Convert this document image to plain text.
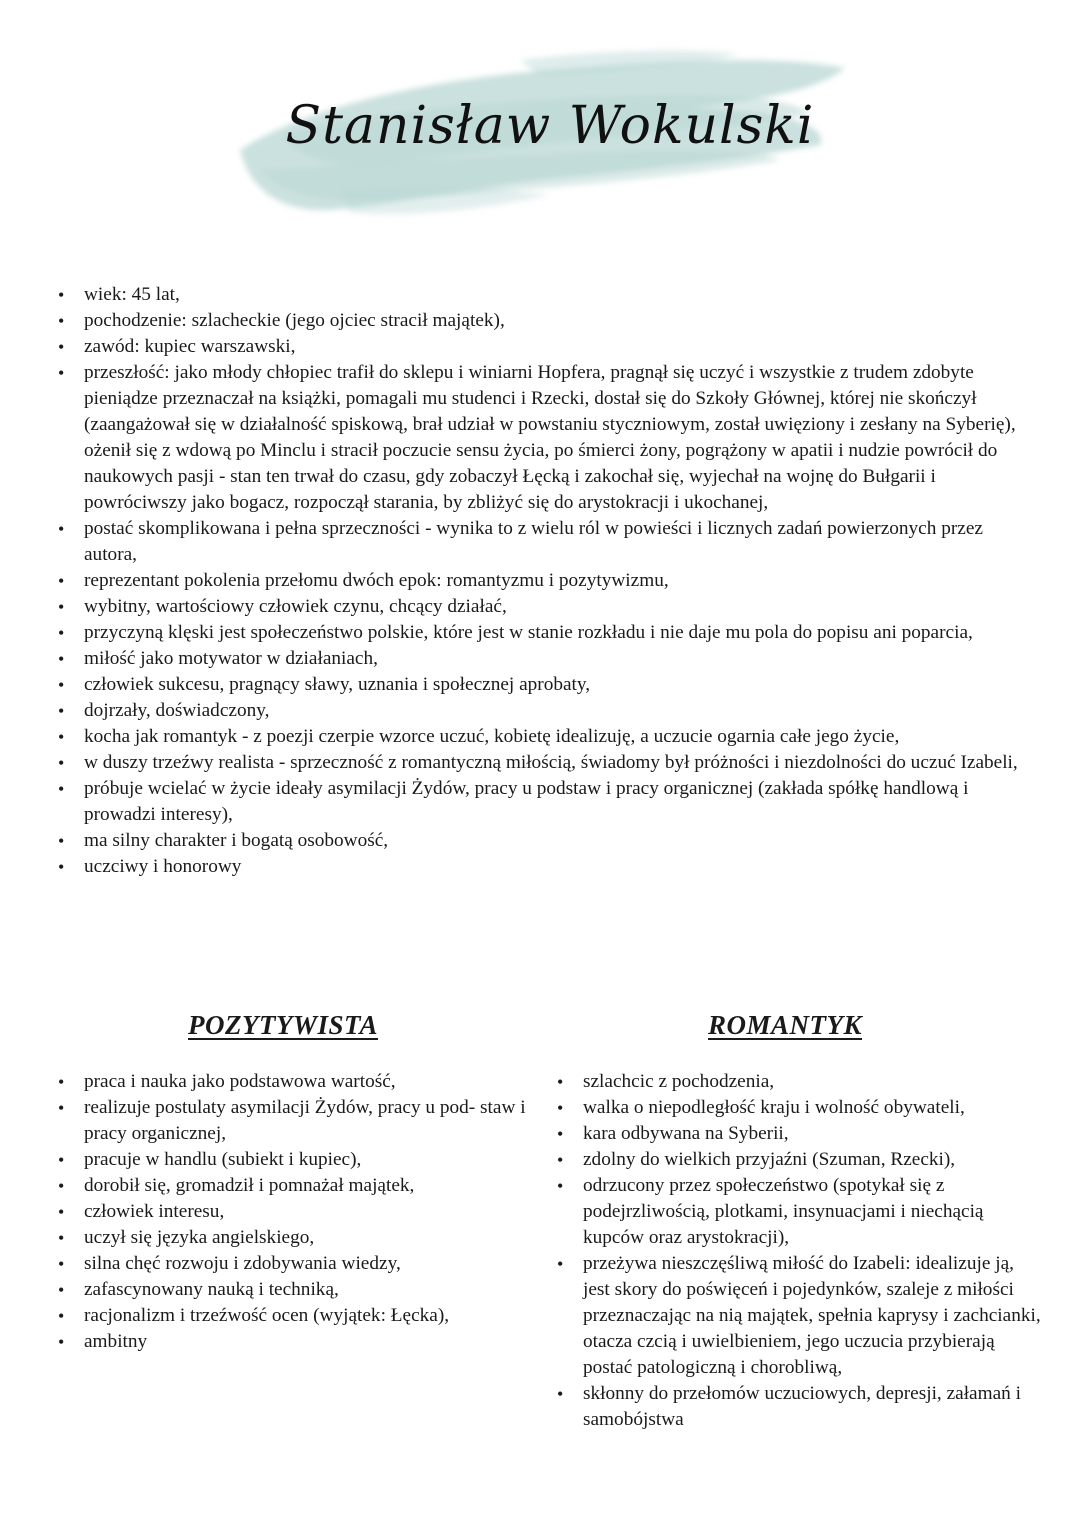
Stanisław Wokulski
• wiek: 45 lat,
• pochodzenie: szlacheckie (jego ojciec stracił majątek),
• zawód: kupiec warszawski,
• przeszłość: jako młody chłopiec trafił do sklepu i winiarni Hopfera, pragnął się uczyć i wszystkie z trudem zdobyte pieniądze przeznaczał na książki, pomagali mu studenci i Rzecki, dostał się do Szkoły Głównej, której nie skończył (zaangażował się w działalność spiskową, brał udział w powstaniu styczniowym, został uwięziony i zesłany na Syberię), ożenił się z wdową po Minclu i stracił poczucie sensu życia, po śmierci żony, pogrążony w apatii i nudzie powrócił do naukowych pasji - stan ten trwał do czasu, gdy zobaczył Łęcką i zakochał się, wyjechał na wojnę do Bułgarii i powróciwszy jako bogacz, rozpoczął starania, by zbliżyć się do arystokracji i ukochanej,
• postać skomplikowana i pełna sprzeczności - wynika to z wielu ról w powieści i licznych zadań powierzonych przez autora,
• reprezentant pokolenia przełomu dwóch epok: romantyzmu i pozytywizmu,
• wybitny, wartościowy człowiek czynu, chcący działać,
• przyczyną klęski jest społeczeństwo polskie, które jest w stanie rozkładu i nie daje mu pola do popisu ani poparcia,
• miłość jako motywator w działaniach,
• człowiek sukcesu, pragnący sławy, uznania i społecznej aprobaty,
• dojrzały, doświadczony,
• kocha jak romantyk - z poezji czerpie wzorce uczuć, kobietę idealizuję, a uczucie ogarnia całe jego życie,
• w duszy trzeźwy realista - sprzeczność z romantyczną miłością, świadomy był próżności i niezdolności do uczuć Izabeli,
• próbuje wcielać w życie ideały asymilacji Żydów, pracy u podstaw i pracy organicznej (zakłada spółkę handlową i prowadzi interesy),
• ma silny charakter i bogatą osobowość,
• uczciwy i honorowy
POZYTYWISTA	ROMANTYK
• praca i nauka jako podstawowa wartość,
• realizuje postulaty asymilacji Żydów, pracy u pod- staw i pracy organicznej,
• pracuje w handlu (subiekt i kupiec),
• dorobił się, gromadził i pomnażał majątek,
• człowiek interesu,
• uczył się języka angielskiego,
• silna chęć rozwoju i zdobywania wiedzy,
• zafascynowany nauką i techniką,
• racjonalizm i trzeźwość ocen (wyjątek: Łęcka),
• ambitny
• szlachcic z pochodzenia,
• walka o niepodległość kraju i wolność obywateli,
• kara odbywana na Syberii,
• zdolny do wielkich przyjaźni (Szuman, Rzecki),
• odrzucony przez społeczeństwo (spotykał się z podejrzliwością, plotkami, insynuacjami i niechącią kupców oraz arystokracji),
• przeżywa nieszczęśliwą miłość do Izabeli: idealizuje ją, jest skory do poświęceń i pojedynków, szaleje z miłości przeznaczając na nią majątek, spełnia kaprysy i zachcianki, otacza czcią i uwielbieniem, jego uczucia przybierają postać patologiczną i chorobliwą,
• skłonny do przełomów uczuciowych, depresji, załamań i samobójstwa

:::

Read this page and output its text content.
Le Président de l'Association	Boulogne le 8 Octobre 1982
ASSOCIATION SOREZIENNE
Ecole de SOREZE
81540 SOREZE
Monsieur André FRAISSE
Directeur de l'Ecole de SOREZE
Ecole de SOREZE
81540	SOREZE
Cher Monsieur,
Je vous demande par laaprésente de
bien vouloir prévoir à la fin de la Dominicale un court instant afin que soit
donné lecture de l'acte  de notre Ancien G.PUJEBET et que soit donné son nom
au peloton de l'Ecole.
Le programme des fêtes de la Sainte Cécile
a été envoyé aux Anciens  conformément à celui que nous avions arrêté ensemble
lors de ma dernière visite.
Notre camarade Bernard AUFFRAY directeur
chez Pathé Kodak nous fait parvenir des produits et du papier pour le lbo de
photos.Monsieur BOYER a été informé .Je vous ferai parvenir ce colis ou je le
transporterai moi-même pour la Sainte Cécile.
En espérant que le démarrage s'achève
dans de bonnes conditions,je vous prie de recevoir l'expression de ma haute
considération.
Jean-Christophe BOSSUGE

:::

▶ _SHORT TASK_
Every line containing the string "Sainte" must be listed.

▶ _FINISHED EXERCISE_
Le programme des fêtes de la Sainte Cécile
transporterai moi-même pour la Sainte Cécile.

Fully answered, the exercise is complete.